*Aim of the exercise*: Collect each line of the entries that holds the string "Financial".

*Task material*:
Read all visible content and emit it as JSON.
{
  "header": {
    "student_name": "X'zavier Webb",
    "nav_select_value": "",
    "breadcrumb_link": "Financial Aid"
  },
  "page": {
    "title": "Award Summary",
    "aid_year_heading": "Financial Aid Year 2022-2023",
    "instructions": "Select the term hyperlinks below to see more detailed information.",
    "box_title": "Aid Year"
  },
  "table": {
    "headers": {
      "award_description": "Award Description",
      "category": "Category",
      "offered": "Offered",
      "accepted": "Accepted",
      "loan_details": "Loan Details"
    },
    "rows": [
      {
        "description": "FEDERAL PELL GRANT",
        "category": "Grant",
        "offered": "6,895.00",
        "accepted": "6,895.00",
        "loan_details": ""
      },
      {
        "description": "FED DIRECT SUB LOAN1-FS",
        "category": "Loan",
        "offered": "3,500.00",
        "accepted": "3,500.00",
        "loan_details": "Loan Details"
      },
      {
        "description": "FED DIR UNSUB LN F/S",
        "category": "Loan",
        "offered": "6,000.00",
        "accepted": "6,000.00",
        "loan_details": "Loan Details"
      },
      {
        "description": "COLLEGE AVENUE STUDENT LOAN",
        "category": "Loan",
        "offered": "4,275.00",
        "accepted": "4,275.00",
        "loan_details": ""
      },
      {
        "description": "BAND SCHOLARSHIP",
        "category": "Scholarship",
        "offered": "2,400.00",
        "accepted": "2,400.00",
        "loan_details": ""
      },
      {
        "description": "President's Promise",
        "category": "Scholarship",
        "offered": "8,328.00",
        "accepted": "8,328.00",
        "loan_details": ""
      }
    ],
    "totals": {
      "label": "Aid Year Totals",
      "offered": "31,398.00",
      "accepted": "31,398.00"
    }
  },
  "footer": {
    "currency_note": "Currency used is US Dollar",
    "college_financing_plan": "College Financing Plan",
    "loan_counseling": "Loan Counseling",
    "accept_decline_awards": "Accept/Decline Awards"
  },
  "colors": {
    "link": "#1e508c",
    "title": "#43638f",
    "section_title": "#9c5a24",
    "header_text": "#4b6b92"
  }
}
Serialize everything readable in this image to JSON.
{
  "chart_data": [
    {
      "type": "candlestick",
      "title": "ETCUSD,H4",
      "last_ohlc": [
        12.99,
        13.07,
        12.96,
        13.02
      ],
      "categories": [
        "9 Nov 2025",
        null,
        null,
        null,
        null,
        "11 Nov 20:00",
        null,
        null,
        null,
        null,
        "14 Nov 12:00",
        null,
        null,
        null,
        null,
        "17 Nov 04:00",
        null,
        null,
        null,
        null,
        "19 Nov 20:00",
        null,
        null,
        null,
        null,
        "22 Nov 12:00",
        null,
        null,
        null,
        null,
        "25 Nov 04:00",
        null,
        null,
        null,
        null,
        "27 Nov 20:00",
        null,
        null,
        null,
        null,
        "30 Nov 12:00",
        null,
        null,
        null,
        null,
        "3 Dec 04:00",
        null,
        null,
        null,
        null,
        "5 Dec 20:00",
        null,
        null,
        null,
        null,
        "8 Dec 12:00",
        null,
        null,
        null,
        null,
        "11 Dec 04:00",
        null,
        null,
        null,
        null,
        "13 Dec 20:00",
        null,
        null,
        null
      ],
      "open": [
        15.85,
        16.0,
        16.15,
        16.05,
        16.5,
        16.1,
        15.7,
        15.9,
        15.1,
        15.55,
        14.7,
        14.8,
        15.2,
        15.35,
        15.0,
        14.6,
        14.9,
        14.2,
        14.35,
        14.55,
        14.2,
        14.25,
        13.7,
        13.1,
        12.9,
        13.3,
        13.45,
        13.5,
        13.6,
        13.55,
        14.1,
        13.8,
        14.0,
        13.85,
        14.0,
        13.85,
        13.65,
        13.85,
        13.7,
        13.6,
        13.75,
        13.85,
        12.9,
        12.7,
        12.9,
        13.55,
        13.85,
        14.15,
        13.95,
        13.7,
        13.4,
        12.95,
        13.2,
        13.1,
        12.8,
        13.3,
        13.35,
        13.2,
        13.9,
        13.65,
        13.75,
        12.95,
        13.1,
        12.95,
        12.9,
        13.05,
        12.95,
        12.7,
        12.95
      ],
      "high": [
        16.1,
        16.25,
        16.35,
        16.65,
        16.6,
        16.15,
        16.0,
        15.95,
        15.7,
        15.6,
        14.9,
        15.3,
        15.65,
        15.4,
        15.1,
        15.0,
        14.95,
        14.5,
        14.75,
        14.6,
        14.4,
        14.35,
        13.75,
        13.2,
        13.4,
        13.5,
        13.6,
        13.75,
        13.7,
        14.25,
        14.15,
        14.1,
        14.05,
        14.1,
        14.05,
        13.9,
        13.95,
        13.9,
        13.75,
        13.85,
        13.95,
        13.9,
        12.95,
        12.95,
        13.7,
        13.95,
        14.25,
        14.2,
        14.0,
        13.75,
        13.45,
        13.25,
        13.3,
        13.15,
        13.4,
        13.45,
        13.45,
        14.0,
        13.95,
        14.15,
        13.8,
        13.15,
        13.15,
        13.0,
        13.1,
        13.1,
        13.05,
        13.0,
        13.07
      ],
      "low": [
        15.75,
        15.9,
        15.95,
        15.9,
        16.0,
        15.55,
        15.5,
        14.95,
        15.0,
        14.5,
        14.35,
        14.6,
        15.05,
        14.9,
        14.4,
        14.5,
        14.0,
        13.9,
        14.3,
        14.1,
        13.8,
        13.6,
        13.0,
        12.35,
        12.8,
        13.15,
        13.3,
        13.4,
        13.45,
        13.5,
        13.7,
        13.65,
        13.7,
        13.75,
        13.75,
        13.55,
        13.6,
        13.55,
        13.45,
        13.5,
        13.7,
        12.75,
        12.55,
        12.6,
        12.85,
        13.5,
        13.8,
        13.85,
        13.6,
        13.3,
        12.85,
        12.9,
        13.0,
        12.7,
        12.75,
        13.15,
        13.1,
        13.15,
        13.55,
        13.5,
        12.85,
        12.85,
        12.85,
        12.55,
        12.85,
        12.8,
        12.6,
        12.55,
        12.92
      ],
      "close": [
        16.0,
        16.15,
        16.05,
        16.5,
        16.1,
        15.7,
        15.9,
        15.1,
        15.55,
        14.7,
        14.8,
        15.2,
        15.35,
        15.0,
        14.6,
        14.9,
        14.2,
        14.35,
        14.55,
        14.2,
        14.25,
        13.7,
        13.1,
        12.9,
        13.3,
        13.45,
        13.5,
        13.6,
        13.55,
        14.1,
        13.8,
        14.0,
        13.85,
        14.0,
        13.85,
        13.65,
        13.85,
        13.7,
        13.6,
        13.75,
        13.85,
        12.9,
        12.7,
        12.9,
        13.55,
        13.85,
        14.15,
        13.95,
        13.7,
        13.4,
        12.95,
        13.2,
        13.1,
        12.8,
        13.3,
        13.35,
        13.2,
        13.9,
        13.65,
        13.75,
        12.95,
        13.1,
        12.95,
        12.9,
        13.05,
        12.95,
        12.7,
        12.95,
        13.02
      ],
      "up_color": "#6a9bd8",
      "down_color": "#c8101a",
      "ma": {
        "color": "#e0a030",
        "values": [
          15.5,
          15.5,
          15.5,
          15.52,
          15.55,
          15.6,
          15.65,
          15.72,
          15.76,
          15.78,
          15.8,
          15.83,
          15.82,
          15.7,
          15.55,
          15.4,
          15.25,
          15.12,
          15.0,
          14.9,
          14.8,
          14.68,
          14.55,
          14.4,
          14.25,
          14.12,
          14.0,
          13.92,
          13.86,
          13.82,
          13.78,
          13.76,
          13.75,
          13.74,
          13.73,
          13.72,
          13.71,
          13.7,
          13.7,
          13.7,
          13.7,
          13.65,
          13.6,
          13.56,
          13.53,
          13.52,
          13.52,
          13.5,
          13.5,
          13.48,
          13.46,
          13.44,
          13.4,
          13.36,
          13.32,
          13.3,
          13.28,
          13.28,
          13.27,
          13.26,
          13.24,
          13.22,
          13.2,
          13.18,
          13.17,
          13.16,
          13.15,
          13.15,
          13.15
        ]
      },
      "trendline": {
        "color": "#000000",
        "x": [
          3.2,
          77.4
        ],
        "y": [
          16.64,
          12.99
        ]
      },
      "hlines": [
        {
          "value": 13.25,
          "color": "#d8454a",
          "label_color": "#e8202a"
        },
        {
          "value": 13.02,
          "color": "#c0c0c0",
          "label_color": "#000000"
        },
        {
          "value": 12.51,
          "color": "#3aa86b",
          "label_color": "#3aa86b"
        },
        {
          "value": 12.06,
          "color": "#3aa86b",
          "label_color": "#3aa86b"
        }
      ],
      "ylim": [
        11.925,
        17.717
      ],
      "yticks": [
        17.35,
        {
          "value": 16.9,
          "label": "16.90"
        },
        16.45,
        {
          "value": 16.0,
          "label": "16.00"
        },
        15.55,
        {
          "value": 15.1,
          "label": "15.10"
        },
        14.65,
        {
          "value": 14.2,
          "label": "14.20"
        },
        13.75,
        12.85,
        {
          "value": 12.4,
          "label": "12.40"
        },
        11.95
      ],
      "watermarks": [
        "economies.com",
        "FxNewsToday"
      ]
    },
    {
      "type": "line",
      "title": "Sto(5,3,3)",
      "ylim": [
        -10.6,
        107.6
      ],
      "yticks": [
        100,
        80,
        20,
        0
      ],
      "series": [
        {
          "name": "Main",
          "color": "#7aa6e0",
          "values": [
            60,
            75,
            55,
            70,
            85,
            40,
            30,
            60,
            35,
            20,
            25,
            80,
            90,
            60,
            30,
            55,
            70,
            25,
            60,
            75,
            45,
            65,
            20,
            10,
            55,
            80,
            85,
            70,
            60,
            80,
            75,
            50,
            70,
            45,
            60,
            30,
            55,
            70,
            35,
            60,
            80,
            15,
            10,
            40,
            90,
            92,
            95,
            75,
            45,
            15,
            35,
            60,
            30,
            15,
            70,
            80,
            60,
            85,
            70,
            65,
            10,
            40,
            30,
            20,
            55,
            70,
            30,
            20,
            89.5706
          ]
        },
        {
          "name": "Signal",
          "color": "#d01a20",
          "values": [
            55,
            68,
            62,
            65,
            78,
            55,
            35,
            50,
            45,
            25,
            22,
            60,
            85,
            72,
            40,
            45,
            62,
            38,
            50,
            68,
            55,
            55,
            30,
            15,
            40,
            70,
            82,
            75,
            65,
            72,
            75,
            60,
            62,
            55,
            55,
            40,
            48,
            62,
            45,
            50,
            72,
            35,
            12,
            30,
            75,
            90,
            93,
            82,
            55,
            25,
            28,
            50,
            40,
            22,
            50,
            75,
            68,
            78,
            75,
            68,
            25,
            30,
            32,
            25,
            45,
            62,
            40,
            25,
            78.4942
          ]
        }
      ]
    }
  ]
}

*Answer in full*:
    "breadcrumb_link": "Financial Aid"
    "aid_year_heading": "Financial Aid Year 2022-2023",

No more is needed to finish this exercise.